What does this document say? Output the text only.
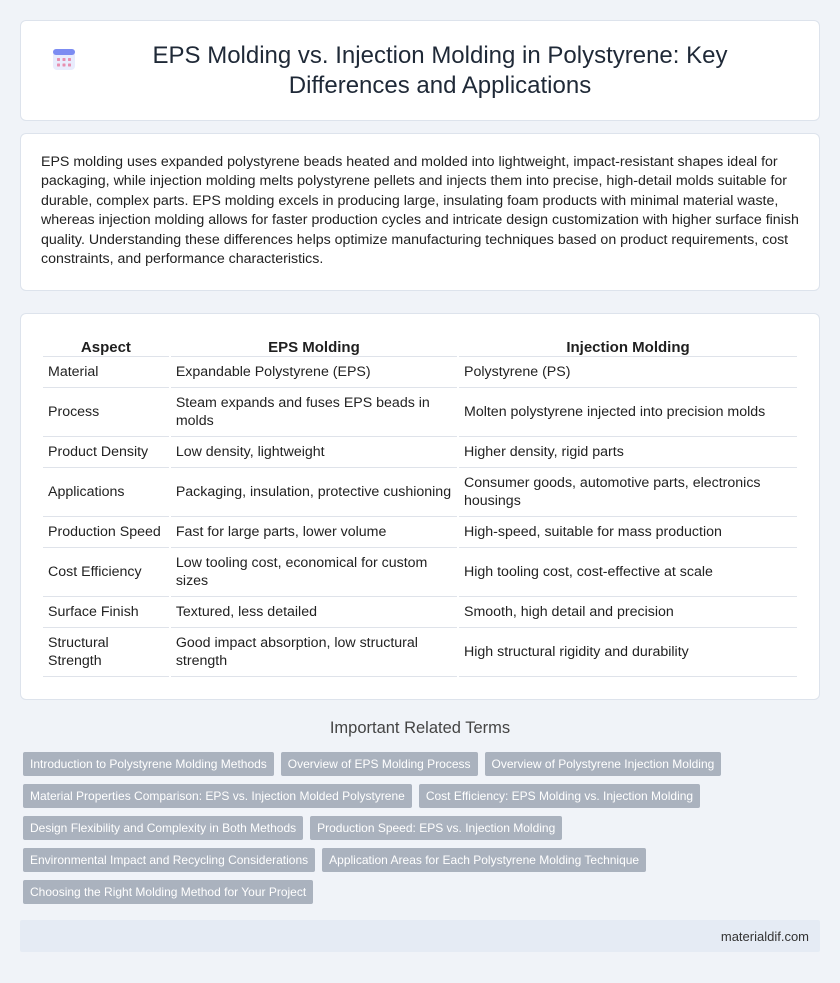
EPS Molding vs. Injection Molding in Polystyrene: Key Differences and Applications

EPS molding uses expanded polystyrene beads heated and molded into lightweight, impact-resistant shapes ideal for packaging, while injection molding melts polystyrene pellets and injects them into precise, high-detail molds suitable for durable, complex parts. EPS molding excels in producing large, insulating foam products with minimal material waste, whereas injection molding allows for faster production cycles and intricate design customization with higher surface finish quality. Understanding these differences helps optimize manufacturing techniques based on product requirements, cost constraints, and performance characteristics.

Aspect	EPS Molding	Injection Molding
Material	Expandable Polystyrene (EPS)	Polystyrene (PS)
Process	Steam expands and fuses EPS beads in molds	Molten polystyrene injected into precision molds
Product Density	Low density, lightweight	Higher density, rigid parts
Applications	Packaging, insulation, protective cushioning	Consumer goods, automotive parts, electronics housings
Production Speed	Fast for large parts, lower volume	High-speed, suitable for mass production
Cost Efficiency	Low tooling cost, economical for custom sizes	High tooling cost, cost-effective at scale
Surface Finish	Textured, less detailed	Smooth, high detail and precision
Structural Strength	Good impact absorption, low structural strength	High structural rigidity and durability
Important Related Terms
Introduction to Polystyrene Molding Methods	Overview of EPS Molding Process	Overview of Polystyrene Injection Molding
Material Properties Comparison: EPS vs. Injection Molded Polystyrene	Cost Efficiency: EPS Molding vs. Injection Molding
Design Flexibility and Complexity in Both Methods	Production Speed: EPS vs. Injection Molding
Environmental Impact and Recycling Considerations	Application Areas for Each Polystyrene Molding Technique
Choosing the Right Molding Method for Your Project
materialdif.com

══════════════════════════════

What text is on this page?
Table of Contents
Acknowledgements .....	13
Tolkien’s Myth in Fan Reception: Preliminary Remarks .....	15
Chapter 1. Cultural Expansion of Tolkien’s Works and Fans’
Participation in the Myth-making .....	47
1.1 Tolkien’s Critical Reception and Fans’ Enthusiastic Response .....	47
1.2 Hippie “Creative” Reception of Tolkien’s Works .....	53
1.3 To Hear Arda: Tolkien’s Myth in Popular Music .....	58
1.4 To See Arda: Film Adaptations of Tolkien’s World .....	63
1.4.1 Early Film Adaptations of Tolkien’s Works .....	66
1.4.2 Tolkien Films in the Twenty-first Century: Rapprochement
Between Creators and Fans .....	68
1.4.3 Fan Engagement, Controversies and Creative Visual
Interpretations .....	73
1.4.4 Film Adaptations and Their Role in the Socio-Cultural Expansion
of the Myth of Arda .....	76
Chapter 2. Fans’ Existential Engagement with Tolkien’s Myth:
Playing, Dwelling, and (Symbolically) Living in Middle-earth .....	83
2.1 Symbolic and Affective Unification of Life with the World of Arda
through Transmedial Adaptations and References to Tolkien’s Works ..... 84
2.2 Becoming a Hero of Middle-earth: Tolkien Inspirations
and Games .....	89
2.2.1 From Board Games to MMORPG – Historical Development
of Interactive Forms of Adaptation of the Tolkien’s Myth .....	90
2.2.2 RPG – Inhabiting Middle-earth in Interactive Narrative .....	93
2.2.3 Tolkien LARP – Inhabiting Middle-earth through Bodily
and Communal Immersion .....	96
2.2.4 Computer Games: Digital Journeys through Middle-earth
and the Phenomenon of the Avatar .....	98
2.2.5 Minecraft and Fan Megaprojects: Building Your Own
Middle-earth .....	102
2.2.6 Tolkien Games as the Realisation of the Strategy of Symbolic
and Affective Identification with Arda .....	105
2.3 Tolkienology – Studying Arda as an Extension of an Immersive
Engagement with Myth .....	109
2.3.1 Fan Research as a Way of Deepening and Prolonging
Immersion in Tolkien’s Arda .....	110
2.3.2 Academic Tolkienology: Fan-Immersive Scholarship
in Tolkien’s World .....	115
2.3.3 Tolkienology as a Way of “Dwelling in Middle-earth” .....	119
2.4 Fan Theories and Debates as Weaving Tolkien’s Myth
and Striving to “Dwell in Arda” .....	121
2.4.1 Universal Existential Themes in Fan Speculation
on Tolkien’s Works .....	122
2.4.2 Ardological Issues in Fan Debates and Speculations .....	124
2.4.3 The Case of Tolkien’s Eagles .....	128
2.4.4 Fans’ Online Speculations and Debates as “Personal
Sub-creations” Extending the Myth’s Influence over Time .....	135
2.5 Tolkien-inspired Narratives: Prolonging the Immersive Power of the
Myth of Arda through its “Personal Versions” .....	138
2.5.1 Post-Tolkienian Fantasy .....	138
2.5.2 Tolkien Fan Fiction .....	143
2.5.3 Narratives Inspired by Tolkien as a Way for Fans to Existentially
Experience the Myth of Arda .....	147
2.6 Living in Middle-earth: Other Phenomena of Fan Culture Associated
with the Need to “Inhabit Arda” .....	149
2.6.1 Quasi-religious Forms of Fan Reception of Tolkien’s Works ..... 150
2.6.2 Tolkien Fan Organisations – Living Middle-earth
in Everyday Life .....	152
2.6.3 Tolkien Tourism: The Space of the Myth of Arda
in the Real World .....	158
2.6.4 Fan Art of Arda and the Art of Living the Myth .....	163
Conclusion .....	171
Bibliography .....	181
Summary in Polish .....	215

══════════════════════════════

Find the lines of the material that hold the word "Creative" and report their count alone.

→ Problem solution:
2